[Stored records]
______
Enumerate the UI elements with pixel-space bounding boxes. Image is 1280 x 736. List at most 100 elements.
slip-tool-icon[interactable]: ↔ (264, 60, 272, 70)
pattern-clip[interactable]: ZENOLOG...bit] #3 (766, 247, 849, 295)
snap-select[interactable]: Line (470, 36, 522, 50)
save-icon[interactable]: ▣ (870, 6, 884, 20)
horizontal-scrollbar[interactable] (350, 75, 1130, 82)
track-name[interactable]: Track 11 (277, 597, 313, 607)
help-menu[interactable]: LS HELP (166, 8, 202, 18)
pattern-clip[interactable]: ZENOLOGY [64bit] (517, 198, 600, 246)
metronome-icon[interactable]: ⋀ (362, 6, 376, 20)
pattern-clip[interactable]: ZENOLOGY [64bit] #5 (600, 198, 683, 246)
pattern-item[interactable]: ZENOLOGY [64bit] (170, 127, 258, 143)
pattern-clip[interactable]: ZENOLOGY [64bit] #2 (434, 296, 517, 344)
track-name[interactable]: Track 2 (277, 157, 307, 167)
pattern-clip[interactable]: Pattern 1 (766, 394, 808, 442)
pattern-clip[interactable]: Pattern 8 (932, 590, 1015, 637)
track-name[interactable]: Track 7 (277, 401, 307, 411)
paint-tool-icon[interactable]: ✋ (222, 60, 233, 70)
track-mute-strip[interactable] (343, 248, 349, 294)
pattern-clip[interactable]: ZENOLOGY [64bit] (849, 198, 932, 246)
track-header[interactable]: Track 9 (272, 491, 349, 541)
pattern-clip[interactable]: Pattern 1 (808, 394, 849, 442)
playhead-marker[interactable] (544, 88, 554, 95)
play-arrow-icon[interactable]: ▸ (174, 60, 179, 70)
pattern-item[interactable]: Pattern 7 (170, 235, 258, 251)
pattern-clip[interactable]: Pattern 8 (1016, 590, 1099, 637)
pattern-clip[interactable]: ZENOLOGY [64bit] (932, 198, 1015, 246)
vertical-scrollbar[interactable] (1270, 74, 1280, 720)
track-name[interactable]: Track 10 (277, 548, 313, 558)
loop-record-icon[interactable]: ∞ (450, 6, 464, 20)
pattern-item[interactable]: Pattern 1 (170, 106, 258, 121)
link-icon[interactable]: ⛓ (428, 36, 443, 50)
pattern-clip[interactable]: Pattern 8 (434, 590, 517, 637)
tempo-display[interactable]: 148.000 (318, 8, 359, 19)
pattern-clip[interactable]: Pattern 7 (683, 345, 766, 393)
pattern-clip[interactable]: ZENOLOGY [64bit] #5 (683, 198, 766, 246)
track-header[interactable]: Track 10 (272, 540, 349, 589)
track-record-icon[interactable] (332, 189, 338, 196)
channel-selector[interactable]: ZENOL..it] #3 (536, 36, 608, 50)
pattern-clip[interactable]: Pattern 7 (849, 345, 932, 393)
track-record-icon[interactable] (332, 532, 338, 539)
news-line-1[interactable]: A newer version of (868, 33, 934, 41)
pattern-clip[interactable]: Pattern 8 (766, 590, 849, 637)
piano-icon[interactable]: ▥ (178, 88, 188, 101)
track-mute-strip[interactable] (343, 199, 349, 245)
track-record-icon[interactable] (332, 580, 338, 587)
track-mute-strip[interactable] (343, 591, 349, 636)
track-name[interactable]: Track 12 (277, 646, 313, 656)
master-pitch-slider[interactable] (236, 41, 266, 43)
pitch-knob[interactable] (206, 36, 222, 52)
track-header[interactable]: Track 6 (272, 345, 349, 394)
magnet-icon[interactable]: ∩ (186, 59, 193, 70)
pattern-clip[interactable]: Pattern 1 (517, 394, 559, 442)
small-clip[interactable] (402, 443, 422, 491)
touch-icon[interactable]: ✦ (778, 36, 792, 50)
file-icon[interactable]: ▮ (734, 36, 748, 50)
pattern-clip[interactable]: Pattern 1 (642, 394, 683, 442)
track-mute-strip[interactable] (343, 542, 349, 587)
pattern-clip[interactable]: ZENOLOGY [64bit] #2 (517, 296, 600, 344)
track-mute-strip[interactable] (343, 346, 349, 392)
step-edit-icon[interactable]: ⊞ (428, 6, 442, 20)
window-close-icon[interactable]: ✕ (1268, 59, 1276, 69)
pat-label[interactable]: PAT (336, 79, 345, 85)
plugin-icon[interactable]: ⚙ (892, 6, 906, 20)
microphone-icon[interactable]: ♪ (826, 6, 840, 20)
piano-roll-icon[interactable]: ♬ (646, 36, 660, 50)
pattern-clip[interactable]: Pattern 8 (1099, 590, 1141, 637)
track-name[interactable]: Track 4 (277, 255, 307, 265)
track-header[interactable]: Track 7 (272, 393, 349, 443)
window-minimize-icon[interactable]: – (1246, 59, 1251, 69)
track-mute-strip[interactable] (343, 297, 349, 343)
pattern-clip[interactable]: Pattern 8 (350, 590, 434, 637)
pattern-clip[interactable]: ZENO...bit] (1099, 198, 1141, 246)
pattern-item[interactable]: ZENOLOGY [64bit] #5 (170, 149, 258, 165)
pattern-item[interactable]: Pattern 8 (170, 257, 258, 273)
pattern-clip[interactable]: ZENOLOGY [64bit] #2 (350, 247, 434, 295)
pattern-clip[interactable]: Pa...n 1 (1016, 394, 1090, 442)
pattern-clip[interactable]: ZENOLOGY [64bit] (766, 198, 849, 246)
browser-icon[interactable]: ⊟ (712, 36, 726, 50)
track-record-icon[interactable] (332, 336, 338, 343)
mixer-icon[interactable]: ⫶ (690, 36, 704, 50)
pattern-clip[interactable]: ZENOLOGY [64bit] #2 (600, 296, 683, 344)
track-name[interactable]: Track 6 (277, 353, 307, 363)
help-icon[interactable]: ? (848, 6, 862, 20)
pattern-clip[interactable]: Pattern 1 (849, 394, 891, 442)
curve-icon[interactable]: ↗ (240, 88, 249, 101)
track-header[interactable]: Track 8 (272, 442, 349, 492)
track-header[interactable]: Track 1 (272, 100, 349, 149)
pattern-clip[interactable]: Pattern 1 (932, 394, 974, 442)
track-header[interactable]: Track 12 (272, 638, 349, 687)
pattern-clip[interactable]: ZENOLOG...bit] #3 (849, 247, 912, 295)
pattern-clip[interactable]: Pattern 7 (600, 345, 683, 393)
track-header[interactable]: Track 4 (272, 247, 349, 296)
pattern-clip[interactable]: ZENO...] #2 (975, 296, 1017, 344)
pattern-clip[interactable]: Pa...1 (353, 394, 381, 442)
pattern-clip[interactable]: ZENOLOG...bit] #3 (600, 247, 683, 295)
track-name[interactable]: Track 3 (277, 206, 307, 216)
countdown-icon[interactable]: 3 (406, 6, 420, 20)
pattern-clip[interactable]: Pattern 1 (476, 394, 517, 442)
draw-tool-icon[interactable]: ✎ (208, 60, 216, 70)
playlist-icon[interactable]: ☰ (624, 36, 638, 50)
______
[STATED GOAL]
Output these lines as a JSON list of strings, one string for each line, with blank lines left out.

[RIGHT ANSWER]
[
  "Enumerate the UI elements with pixel-space bounding boxes. Image is 1280 x 736. List at most 100 elements.",
  "slip-tool-icon[interactable]: ↔ (264, 60, 272, 70)",
  "pattern-clip[interactable]: ZENOLOG...bit] #3 (766, 247, 849, 295)",
  "snap-select[interactable]: Line (470, 36, 522, 50)",
  "save-icon[interactable]: ▣ (870, 6, 884, 20)",
  "horizontal-scrollbar[interactable] (350, 75, 1130, 82)",
  "track-name[interactable]: Track 11 (277, 597, 313, 607)",
  "help-menu[interactable]: LS HELP (166, 8, 202, 18)",
  "pattern-clip[interactable]: ZENOLOGY [64bit] (517, 198, 600, 246)",
  "metronome-icon[interactable]: ⋀ (362, 6, 376, 20)",
  "pattern-clip[interactable]: ZENOLOGY [64bit] #5 (600, 198, 683, 246)",
  "pattern-item[interactable]: ZENOLOGY [64bit] (170, 127, 258, 143)",
  "pattern-clip[interactable]: ZENOLOGY [64bit] #2 (434, 296, 517, 344)",
  "track-name[interactable]: Track 2 (277, 157, 307, 167)",
  "pattern-clip[interactable]: Pattern 1 (766, 394, 808, 442)",
  "pattern-clip[interactable]: Pattern 8 (932, 590, 1015, 637)",
  "track-name[interactable]: Track 7 (277, 401, 307, 411)",
  "paint-tool-icon[interactable]: ✋ (222, 60, 233, 70)",
  "track-mute-strip[interactable] (343, 248, 349, 294)",
  "pattern-clip[interactable]: ZENOLOGY [64bit] (849, 198, 932, 246)",
  "track-header[interactable]: Track 9 (272, 491, 349, 541)",
  "pattern-clip[interactable]: Pattern 1 (808, 394, 849, 442)",
  "playhead-marker[interactable] (544, 88, 554, 95)",
  "play-arrow-icon[interactable]: ▸ (174, 60, 179, 70)",
  "pattern-item[interactable]: Pattern 7 (170, 235, 258, 251)",
  "pattern-clip[interactable]: Pattern 8 (1016, 590, 1099, 637)",
  "pattern-clip[interactable]: ZENOLOGY [64bit] (932, 198, 1015, 246)",
  "vertical-scrollbar[interactable] (1270, 74, 1280, 720)",
  "track-name[interactable]: Track 10 (277, 548, 313, 558)",
  "loop-record-icon[interactable]: ∞ (450, 6, 464, 20)",
  "pattern-item[interactable]: Pattern 1 (170, 106, 258, 121)",
  "link-icon[interactable]: ⛓ (428, 36, 443, 50)",
  "pattern-clip[interactable]: Pattern 8 (434, 590, 517, 637)",
  "tempo-display[interactable]: 148.000 (318, 8, 359, 19)",
  "pattern-clip[interactable]: Pattern 7 (683, 345, 766, 393)",
  "pattern-clip[interactable]: ZENOLOGY [64bit] #5 (683, 198, 766, 246)",
  "track-header[interactable]: Track 10 (272, 540, 349, 589)",
  "track-record-icon[interactable] (332, 189, 338, 196)",
  "channel-selector[interactable]: ZENOL..it] #3 (536, 36, 608, 50)",
  "pattern-clip[interactable]: Pattern 7 (849, 345, 932, 393)",
  "track-record-icon[interactable] (332, 532, 338, 539)",
  "news-line-1[interactable]: A newer version of (868, 33, 934, 41)",
  "pattern-clip[interactable]: Pattern 8 (766, 590, 849, 637)",
  "piano-icon[interactable]: ▥ (178, 88, 188, 101)",
  "track-mute-strip[interactable] (343, 199, 349, 245)",
  "track-record-icon[interactable] (332, 580, 338, 587)",
  "track-mute-strip[interactable] (343, 591, 349, 636)",
  "track-name[interactable]: Track 12 (277, 646, 313, 656)",
  "master-pitch-slider[interactable] (236, 41, 266, 43)",
  "pitch-knob[interactable] (206, 36, 222, 52)",
  "track-header[interactable]: Track 6 (272, 345, 349, 394)",
  "magnet-icon[interactable]: ∩ (186, 59, 193, 70)",
  "pattern-clip[interactable]: Pattern 1 (517, 394, 559, 442)",
  "small-clip[interactable] (402, 443, 422, 491)",
  "touch-icon[interactable]: ✦ (778, 36, 792, 50)",
  "file-icon[interactable]: ▮ (734, 36, 748, 50)",
  "pattern-clip[interactable]: Pattern 1 (642, 394, 683, 442)",
  "track-mute-strip[interactable] (343, 542, 349, 587)",
  "pattern-clip[interactable]: ZENOLOGY [64bit] #2 (517, 296, 600, 344)",
  "track-mute-strip[interactable] (343, 346, 349, 392)",
  "step-edit-icon[interactable]: ⊞ (428, 6, 442, 20)",
  "window-close-icon[interactable]: ✕ (1268, 59, 1276, 69)",
  "pat-label[interactable]: PAT (336, 79, 345, 85)",
  "plugin-icon[interactable]: ⚙ (892, 6, 906, 20)",
  "microphone-icon[interactable]: ♪ (826, 6, 840, 20)",
  "piano-roll-icon[interactable]: ♬ (646, 36, 660, 50)",
  "pattern-clip[interactable]: Pattern 8 (1099, 590, 1141, 637)",
  "track-name[interactable]: Track 4 (277, 255, 307, 265)",
  "track-header[interactable]: Track 7 (272, 393, 349, 443)",
  "window-minimize-icon[interactable]: – (1246, 59, 1251, 69)",
  "track-mute-strip[interactable] (343, 297, 349, 343)",
  "pattern-clip[interactable]: Pattern 8 (350, 590, 434, 637)",
  "pattern-clip[interactable]: ZENO...bit] (1099, 198, 1141, 246)",
  "pattern-item[interactable]: ZENOLOGY [64bit] #5 (170, 149, 258, 165)",
  "pattern-item[interactable]: Pattern 8 (170, 257, 258, 273)",
  "pattern-clip[interactable]: ZENOLOGY [64bit] #2 (350, 247, 434, 295)",
  "pattern-clip[interactable]: Pa...n 1 (1016, 394, 1090, 442)",
  "pattern-clip[interactable]: ZENOLOGY [64bit] (766, 198, 849, 246)",
  "browser-icon[interactable]: ⊟ (712, 36, 726, 50)",
  "track-record-icon[interactable] (332, 336, 338, 343)",
  "mixer-icon[interactable]: ⫶ (690, 36, 704, 50)",
  "pattern-clip[interactable]: ZENOLOGY [64bit] #2 (600, 296, 683, 344)",
  "track-name[interactable]: Track 6 (277, 353, 307, 363)",
  "help-icon[interactable]: ? (848, 6, 862, 20)",
  "pattern-clip[interactable]: Pattern 1 (849, 394, 891, 442)",
  "curve-icon[interactable]: ↗ (240, 88, 249, 101)",
  "track-header[interactable]: Track 8 (272, 442, 349, 492)",
  "track-header[interactable]: Track 1 (272, 100, 349, 149)",
  "pattern-clip[interactable]: Pattern 1 (932, 394, 974, 442)",
  "track-header[interactable]: Track 12 (272, 638, 349, 687)",
  "pattern-clip[interactable]: ZENOLOG...bit] #3 (849, 247, 912, 295)",
  "pattern-clip[interactable]: Pattern 7 (600, 345, 683, 393)",
  "track-header[interactable]: Track 4 (272, 247, 349, 296)",
  "pattern-clip[interactable]: ZENO...] #2 (975, 296, 1017, 344)",
  "pattern-clip[interactable]: Pa...1 (353, 394, 381, 442)",
  "pattern-clip[interactable]: ZENOLOG...bit] #3 (600, 247, 683, 295)",
  "track-name[interactable]: Track 3 (277, 206, 307, 216)",
  "countdown-icon[interactable]: 3 (406, 6, 420, 20)",
  "pattern-clip[interactable]: Pattern 1 (476, 394, 517, 442)",
  "draw-tool-icon[interactable]: ✎ (208, 60, 216, 70)",
  "playlist-icon[interactable]: ☰ (624, 36, 638, 50)"
]